— Stored data —
--- begin ---

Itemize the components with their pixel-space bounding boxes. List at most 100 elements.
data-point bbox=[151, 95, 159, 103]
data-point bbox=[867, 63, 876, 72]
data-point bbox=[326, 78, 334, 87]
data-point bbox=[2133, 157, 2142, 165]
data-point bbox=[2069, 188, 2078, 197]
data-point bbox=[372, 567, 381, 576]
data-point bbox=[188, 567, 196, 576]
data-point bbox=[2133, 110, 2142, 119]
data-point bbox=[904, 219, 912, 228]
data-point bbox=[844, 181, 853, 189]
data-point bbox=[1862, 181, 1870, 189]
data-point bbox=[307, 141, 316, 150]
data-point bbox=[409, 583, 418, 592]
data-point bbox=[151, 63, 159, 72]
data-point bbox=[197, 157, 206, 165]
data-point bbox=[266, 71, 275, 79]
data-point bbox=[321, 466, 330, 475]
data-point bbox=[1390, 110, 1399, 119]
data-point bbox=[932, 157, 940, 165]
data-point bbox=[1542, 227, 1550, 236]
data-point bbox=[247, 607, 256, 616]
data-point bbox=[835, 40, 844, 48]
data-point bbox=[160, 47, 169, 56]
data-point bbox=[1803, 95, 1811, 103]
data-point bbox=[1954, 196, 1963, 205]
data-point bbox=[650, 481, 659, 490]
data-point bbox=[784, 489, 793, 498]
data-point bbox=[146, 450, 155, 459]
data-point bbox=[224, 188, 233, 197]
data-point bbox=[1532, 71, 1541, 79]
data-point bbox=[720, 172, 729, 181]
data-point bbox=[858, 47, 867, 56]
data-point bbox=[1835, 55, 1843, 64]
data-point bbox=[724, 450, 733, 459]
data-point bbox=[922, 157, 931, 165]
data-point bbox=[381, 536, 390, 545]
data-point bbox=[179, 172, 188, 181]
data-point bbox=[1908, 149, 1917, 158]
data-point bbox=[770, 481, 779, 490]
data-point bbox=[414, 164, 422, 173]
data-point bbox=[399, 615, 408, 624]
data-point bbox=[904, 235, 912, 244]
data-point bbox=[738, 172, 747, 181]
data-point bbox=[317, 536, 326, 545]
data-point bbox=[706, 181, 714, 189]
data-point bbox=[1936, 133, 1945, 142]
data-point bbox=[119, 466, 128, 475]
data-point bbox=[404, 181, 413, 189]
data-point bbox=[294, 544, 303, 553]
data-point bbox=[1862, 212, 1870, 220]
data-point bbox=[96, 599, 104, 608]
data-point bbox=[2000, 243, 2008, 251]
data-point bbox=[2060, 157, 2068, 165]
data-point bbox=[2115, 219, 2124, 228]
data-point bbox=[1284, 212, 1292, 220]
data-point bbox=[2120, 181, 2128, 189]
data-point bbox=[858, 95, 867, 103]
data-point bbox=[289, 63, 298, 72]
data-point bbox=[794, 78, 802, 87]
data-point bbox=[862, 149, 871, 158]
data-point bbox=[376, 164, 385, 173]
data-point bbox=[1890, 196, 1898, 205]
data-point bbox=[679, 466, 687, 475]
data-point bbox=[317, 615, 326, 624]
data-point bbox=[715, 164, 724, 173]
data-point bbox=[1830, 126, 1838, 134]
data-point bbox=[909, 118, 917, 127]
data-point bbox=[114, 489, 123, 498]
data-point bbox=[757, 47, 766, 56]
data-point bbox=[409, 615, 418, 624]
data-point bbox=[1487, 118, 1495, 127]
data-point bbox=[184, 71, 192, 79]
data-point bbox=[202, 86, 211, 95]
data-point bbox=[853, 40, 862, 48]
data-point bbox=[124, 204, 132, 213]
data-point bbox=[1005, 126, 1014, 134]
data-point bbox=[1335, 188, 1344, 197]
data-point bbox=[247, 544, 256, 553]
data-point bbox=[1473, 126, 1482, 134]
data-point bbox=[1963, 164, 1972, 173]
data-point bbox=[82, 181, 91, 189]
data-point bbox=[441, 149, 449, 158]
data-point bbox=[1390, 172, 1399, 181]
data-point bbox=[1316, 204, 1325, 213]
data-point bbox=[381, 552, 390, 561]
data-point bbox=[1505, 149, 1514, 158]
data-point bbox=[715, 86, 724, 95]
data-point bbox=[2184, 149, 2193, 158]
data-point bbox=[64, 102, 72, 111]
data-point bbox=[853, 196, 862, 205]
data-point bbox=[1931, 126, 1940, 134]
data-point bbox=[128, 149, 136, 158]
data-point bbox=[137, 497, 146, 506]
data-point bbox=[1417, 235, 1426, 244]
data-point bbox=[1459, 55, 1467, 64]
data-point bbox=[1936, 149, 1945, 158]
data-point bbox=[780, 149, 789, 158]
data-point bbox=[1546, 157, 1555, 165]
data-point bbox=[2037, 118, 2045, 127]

--- end ---

— Task details —
Can you reproduce every one of the entries above verbatim, keeping each line and character unchanged?

— Result of the exercise —
Itemize the components with their pixel-space bounding boxes. List at most 100 elements.
data-point bbox=[151, 95, 159, 103]
data-point bbox=[867, 63, 876, 72]
data-point bbox=[326, 78, 334, 87]
data-point bbox=[2133, 157, 2142, 165]
data-point bbox=[2069, 188, 2078, 197]
data-point bbox=[372, 567, 381, 576]
data-point bbox=[188, 567, 196, 576]
data-point bbox=[2133, 110, 2142, 119]
data-point bbox=[904, 219, 912, 228]
data-point bbox=[844, 181, 853, 189]
data-point bbox=[1862, 181, 1870, 189]
data-point bbox=[307, 141, 316, 150]
data-point bbox=[409, 583, 418, 592]
data-point bbox=[151, 63, 159, 72]
data-point bbox=[197, 157, 206, 165]
data-point bbox=[266, 71, 275, 79]
data-point bbox=[321, 466, 330, 475]
data-point bbox=[1390, 110, 1399, 119]
data-point bbox=[932, 157, 940, 165]
data-point bbox=[1542, 227, 1550, 236]
data-point bbox=[247, 607, 256, 616]
data-point bbox=[835, 40, 844, 48]
data-point bbox=[160, 47, 169, 56]
data-point bbox=[1803, 95, 1811, 103]
data-point bbox=[1954, 196, 1963, 205]
data-point bbox=[650, 481, 659, 490]
data-point bbox=[784, 489, 793, 498]
data-point bbox=[146, 450, 155, 459]
data-point bbox=[224, 188, 233, 197]
data-point bbox=[1532, 71, 1541, 79]
data-point bbox=[720, 172, 729, 181]
data-point bbox=[858, 47, 867, 56]
data-point bbox=[1835, 55, 1843, 64]
data-point bbox=[724, 450, 733, 459]
data-point bbox=[922, 157, 931, 165]
data-point bbox=[381, 536, 390, 545]
data-point bbox=[179, 172, 188, 181]
data-point bbox=[1908, 149, 1917, 158]
data-point bbox=[770, 481, 779, 490]
data-point bbox=[414, 164, 422, 173]
data-point bbox=[399, 615, 408, 624]
data-point bbox=[904, 235, 912, 244]
data-point bbox=[738, 172, 747, 181]
data-point bbox=[317, 536, 326, 545]
data-point bbox=[706, 181, 714, 189]
data-point bbox=[1936, 133, 1945, 142]
data-point bbox=[119, 466, 128, 475]
data-point bbox=[404, 181, 413, 189]
data-point bbox=[294, 544, 303, 553]
data-point bbox=[1862, 212, 1870, 220]
data-point bbox=[96, 599, 104, 608]
data-point bbox=[2000, 243, 2008, 251]
data-point bbox=[2060, 157, 2068, 165]
data-point bbox=[2115, 219, 2124, 228]
data-point bbox=[1284, 212, 1292, 220]
data-point bbox=[2120, 181, 2128, 189]
data-point bbox=[858, 95, 867, 103]
data-point bbox=[289, 63, 298, 72]
data-point bbox=[794, 78, 802, 87]
data-point bbox=[862, 149, 871, 158]
data-point bbox=[376, 164, 385, 173]
data-point bbox=[1890, 196, 1898, 205]
data-point bbox=[679, 466, 687, 475]
data-point bbox=[317, 615, 326, 624]
data-point bbox=[715, 164, 724, 173]
data-point bbox=[1830, 126, 1838, 134]
data-point bbox=[909, 118, 917, 127]
data-point bbox=[114, 489, 123, 498]
data-point bbox=[757, 47, 766, 56]
data-point bbox=[409, 615, 418, 624]
data-point bbox=[1487, 118, 1495, 127]
data-point bbox=[184, 71, 192, 79]
data-point bbox=[202, 86, 211, 95]
data-point bbox=[853, 40, 862, 48]
data-point bbox=[124, 204, 132, 213]
data-point bbox=[1005, 126, 1014, 134]
data-point bbox=[1335, 188, 1344, 197]
data-point bbox=[247, 544, 256, 553]
data-point bbox=[1473, 126, 1482, 134]
data-point bbox=[1963, 164, 1972, 173]
data-point bbox=[82, 181, 91, 189]
data-point bbox=[441, 149, 449, 158]
data-point bbox=[1390, 172, 1399, 181]
data-point bbox=[1316, 204, 1325, 213]
data-point bbox=[381, 552, 390, 561]
data-point bbox=[1505, 149, 1514, 158]
data-point bbox=[715, 86, 724, 95]
data-point bbox=[2184, 149, 2193, 158]
data-point bbox=[64, 102, 72, 111]
data-point bbox=[853, 196, 862, 205]
data-point bbox=[1931, 126, 1940, 134]
data-point bbox=[128, 149, 136, 158]
data-point bbox=[137, 497, 146, 506]
data-point bbox=[1417, 235, 1426, 244]
data-point bbox=[1459, 55, 1467, 64]
data-point bbox=[1936, 149, 1945, 158]
data-point bbox=[780, 149, 789, 158]
data-point bbox=[1546, 157, 1555, 165]
data-point bbox=[2037, 118, 2045, 127]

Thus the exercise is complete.